■ **TO BE DONE**: Retype the records below word for word and omit any image.

■ **RECORDED INFORMATION**:

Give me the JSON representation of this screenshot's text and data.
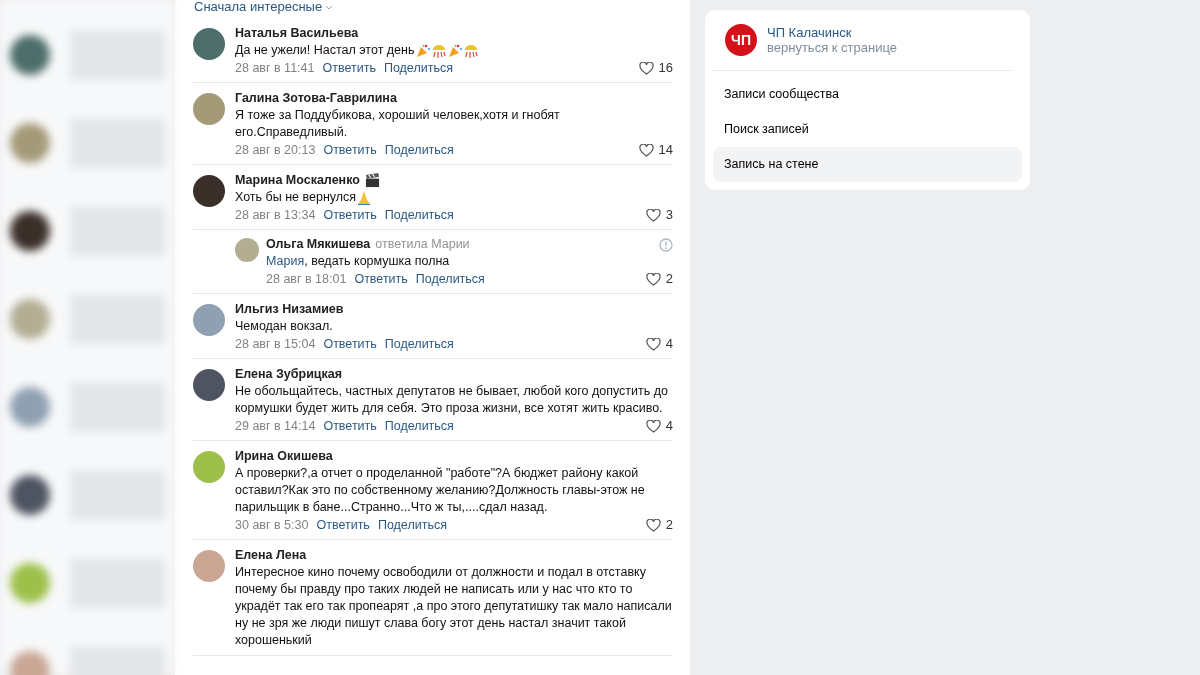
{
  "sort_label": "Сначала интересные",
  "comments": [
    {
      "kind": "comment",
      "author": "Наталья Васильева",
      "text": "Да не ужели! Настал этот день",
      "emoji": [
        {
          "kind": "party"
        },
        {
          "kind": "confetti"
        },
        {
          "kind": "party"
        },
        {
          "kind": "confetti"
        }
      ],
      "date": "28 авг в 11:41",
      "reply": "Ответить",
      "share": "Поделиться",
      "likes": "16"
    },
    {
      "kind": "comment",
      "author": "Галина Зотова-Гаврилина",
      "text": "Я тоже за Поддубикова, хороший человек,хотя и гнобят его.Справедливый.",
      "date": "28 авг в 20:13",
      "reply": "Ответить",
      "share": "Поделиться",
      "likes": "14"
    },
    {
      "kind": "comment",
      "author": "Марина Москаленко",
      "author_emoji": {
        "kind": "clapper"
      },
      "text": "Хоть бы не вернулся",
      "emoji": [
        {
          "kind": "pray"
        }
      ],
      "date": "28 авг в 13:34",
      "reply": "Ответить",
      "share": "Поделиться",
      "likes": "3"
    },
    {
      "kind": "reply",
      "author": "Ольга Мякишева",
      "replied_to": "ответила Марии",
      "mention": "Мария",
      "text": ", ведать кормушка полна",
      "date": "28 авг в 18:01",
      "reply": "Ответить",
      "share": "Поделиться",
      "likes": "2"
    },
    {
      "kind": "comment",
      "author": "Ильгиз Низамиев",
      "text": "Чемодан вокзал.",
      "date": "28 авг в 15:04",
      "reply": "Ответить",
      "share": "Поделиться",
      "likes": "4"
    },
    {
      "kind": "comment",
      "author": "Елена Зубрицкая",
      "text": "Не обольщайтесь, частных депутатов не бывает, любой кого допустить до кормушки будет жить для себя. Это проза жизни, все хотят жить красиво.",
      "date": "29 авг в 14:14",
      "reply": "Ответить",
      "share": "Поделиться",
      "likes": "4"
    },
    {
      "kind": "comment",
      "author": "Ирина Окишева",
      "text": "А проверки?,а отчет о проделанной \"работе\"?А бюджет району какой оставил?Как это по собственному желанию?Должность главы-этож не парильщик в бане...Странно...Что ж ты,....сдал назад.",
      "date": "30 авг в 5:30",
      "reply": "Ответить",
      "share": "Поделиться",
      "likes": "2"
    },
    {
      "kind": "comment",
      "author": "Елена Лена",
      "text": "Интересное кино почему освободили от должности и подал в отставку почему бы правду про таких людей не написать или у нас что кто то украдёт так его так пропеарят ,а про этого депутатишку так мало написали ну не зря же люди пишут слава богу этот день настал значит такой хорошенький"
    }
  ],
  "sidebar": {
    "group_name": "ЧП Калачинск",
    "group_logo": "ЧП",
    "back_link": "вернуться к странице",
    "items": [
      {
        "label": "Записи сообщества",
        "selected": false
      },
      {
        "label": "Поиск записей",
        "selected": false
      },
      {
        "label": "Запись на стене",
        "selected": true
      }
    ]
  }
}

■ **EXPECTED OUTPUT**:
Give me the JSON representation of this screenshot's text and data.
{
  "sort_label": "Сначала интересные",
  "comments": [
    {
      "kind": "comment",
      "author": "Наталья Васильева",
      "text": "Да не ужели! Настал этот день",
      "emoji": [
        {
          "kind": "party"
        },
        {
          "kind": "confetti"
        },
        {
          "kind": "party"
        },
        {
          "kind": "confetti"
        }
      ],
      "date": "28 авг в 11:41",
      "reply": "Ответить",
      "share": "Поделиться",
      "likes": "16"
    },
    {
      "kind": "comment",
      "author": "Галина Зотова-Гаврилина",
      "text": "Я тоже за Поддубикова, хороший человек,хотя и гнобят его.Справедливый.",
      "date": "28 авг в 20:13",
      "reply": "Ответить",
      "share": "Поделиться",
      "likes": "14"
    },
    {
      "kind": "comment",
      "author": "Марина Москаленко",
      "author_emoji": {
        "kind": "clapper"
      },
      "text": "Хоть бы не вернулся",
      "emoji": [
        {
          "kind": "pray"
        }
      ],
      "date": "28 авг в 13:34",
      "reply": "Ответить",
      "share": "Поделиться",
      "likes": "3"
    },
    {
      "kind": "reply",
      "author": "Ольга Мякишева",
      "replied_to": "ответила Марии",
      "mention": "Мария",
      "text": ", ведать кормушка полна",
      "date": "28 авг в 18:01",
      "reply": "Ответить",
      "share": "Поделиться",
      "likes": "2"
    },
    {
      "kind": "comment",
      "author": "Ильгиз Низамиев",
      "text": "Чемодан вокзал.",
      "date": "28 авг в 15:04",
      "reply": "Ответить",
      "share": "Поделиться",
      "likes": "4"
    },
    {
      "kind": "comment",
      "author": "Елена Зубрицкая",
      "text": "Не обольщайтесь, частных депутатов не бывает, любой кого допустить до кормушки будет жить для себя. Это проза жизни, все хотят жить красиво.",
      "date": "29 авг в 14:14",
      "reply": "Ответить",
      "share": "Поделиться",
      "likes": "4"
    },
    {
      "kind": "comment",
      "author": "Ирина Окишева",
      "text": "А проверки?,а отчет о проделанной \"работе\"?А бюджет району какой оставил?Как это по собственному желанию?Должность главы-этож не парильщик в бане...Странно...Что ж ты,....сдал назад.",
      "date": "30 авг в 5:30",
      "reply": "Ответить",
      "share": "Поделиться",
      "likes": "2"
    },
    {
      "kind": "comment",
      "author": "Елена Лена",
      "text": "Интересное кино почему освободили от должности и подал в отставку почему бы правду про таких людей не написать или у нас что кто то украдёт так его так пропеарят ,а про этого депутатишку так мало написали ну не зря же люди пишут слава богу этот день настал значит такой хорошенький"
    }
  ],
  "sidebar": {
    "group_name": "ЧП Калачинск",
    "group_logo": "ЧП",
    "back_link": "вернуться к странице",
    "items": [
      {
        "label": "Записи сообщества",
        "selected": false
      },
      {
        "label": "Поиск записей",
        "selected": false
      },
      {
        "label": "Запись на стене",
        "selected": true
      }
    ]
  }
}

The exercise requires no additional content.